▶ **Objective**: Reproduce every line of the material below, but drop the pictures.

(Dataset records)
--
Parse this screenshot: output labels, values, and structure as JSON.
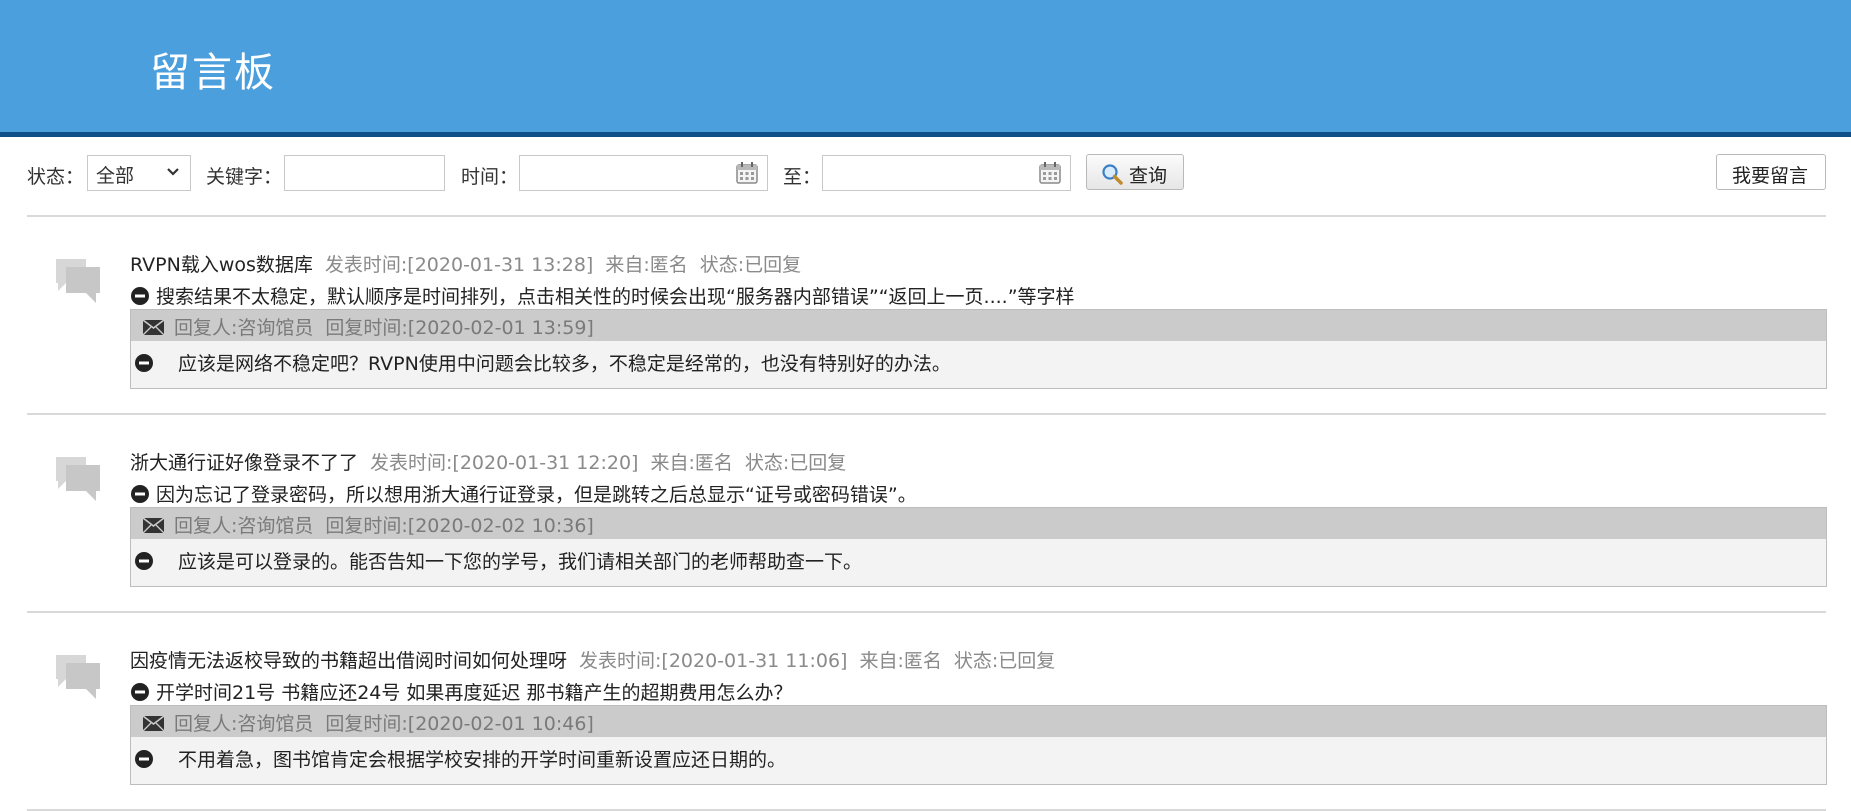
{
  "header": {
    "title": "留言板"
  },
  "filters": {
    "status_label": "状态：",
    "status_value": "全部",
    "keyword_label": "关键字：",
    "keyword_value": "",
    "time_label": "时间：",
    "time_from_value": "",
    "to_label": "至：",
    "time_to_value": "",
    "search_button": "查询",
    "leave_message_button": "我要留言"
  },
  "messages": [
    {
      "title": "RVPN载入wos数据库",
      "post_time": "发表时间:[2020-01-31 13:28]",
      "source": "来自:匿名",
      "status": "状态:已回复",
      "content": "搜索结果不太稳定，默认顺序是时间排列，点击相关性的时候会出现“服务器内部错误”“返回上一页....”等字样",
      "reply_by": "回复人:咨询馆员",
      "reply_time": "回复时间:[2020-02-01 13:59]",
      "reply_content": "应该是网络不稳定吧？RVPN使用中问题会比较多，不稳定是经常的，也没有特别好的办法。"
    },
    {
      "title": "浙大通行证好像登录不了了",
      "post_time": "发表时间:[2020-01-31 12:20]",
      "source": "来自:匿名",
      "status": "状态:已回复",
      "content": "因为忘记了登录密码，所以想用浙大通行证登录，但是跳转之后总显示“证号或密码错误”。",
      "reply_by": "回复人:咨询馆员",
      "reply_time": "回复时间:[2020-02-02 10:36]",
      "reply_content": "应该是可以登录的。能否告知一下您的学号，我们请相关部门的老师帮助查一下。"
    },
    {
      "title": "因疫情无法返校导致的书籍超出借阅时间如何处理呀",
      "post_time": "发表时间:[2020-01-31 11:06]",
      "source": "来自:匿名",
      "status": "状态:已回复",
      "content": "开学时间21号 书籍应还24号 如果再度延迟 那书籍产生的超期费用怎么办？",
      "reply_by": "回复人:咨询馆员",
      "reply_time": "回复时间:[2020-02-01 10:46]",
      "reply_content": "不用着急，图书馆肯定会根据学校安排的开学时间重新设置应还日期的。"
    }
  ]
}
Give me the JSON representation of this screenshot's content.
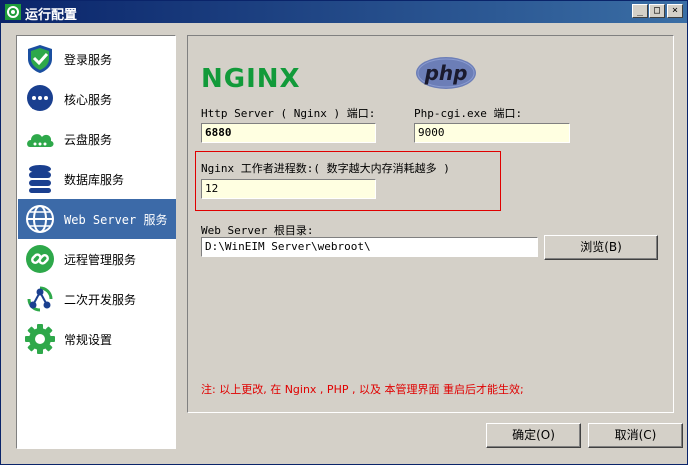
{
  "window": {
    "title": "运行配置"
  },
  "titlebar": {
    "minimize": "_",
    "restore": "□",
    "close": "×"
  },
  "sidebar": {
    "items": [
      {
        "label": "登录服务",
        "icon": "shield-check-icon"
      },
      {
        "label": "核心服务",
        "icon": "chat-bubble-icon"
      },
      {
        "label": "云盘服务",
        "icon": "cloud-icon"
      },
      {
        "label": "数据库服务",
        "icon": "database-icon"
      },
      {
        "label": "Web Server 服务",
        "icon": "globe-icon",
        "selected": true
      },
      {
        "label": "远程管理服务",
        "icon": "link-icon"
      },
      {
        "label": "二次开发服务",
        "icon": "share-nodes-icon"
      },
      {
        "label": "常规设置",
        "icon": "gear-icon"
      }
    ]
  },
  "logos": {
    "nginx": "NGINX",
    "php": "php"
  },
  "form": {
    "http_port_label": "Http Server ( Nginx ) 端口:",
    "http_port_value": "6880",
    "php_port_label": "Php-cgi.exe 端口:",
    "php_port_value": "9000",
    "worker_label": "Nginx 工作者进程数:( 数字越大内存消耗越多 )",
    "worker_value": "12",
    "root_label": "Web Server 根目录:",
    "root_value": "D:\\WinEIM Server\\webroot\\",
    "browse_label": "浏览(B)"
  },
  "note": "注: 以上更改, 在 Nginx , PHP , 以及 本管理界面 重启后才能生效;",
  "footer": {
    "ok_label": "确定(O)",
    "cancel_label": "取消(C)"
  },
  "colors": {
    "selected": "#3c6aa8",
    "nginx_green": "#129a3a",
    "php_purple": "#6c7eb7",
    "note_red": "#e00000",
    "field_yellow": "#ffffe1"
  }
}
--
▶ **Exercise output**:
Parse this screenshot: output labels, values, and structure as JSON.
{
  "header": {
    "title": "留言板"
  },
  "filters": {
    "status_label": "状态：",
    "status_value": "全部",
    "keyword_label": "关键字：",
    "keyword_value": "",
    "time_label": "时间：",
    "time_from_value": "",
    "to_label": "至：",
    "time_to_value": "",
    "search_button": "查询",
    "leave_message_button": "我要留言"
  },
  "messages": [
    {
      "title": "RVPN载入wos数据库",
      "post_time": "发表时间:[2020-01-31 13:28]",
      "source": "来自:匿名",
      "status": "状态:已回复",
      "content": "搜索结果不太稳定，默认顺序是时间排列，点击相关性的时候会出现“服务器内部错误”“返回上一页....”等字样",
      "reply_by": "回复人:咨询馆员",
      "reply_time": "回复时间:[2020-02-01 13:59]",
      "reply_content": "应该是网络不稳定吧？RVPN使用中问题会比较多，不稳定是经常的，也没有特别好的办法。"
    },
    {
      "title": "浙大通行证好像登录不了了",
      "post_time": "发表时间:[2020-01-31 12:20]",
      "source": "来自:匿名",
      "status": "状态:已回复",
      "content": "因为忘记了登录密码，所以想用浙大通行证登录，但是跳转之后总显示“证号或密码错误”。",
      "reply_by": "回复人:咨询馆员",
      "reply_time": "回复时间:[2020-02-02 10:36]",
      "reply_content": "应该是可以登录的。能否告知一下您的学号，我们请相关部门的老师帮助查一下。"
    },
    {
      "title": "因疫情无法返校导致的书籍超出借阅时间如何处理呀",
      "post_time": "发表时间:[2020-01-31 11:06]",
      "source": "来自:匿名",
      "status": "状态:已回复",
      "content": "开学时间21号 书籍应还24号 如果再度延迟 那书籍产生的超期费用怎么办？",
      "reply_by": "回复人:咨询馆员",
      "reply_time": "回复时间:[2020-02-01 10:46]",
      "reply_content": "不用着急，图书馆肯定会根据学校安排的开学时间重新设置应还日期的。"
    }
  ]
}
Give me the JSON representation of this screenshot's content.
{
  "window": {
    "title": "运行配置"
  },
  "titlebar": {
    "minimize": "_",
    "restore": "□",
    "close": "×"
  },
  "sidebar": {
    "items": [
      {
        "label": "登录服务",
        "icon": "shield-check-icon"
      },
      {
        "label": "核心服务",
        "icon": "chat-bubble-icon"
      },
      {
        "label": "云盘服务",
        "icon": "cloud-icon"
      },
      {
        "label": "数据库服务",
        "icon": "database-icon"
      },
      {
        "label": "Web Server 服务",
        "icon": "globe-icon",
        "selected": true
      },
      {
        "label": "远程管理服务",
        "icon": "link-icon"
      },
      {
        "label": "二次开发服务",
        "icon": "share-nodes-icon"
      },
      {
        "label": "常规设置",
        "icon": "gear-icon"
      }
    ]
  },
  "logos": {
    "nginx": "NGINX",
    "php": "php"
  },
  "form": {
    "http_port_label": "Http Server ( Nginx ) 端口:",
    "http_port_value": "6880",
    "php_port_label": "Php-cgi.exe 端口:",
    "php_port_value": "9000",
    "worker_label": "Nginx 工作者进程数:( 数字越大内存消耗越多 )",
    "worker_value": "12",
    "root_label": "Web Server 根目录:",
    "root_value": "D:\\WinEIM Server\\webroot\\",
    "browse_label": "浏览(B)"
  },
  "note": "注: 以上更改, 在 Nginx , PHP , 以及 本管理界面 重启后才能生效;",
  "footer": {
    "ok_label": "确定(O)",
    "cancel_label": "取消(C)"
  },
  "colors": {
    "selected": "#3c6aa8",
    "nginx_green": "#129a3a",
    "php_purple": "#6c7eb7",
    "note_red": "#e00000",
    "field_yellow": "#ffffe1"
  }
}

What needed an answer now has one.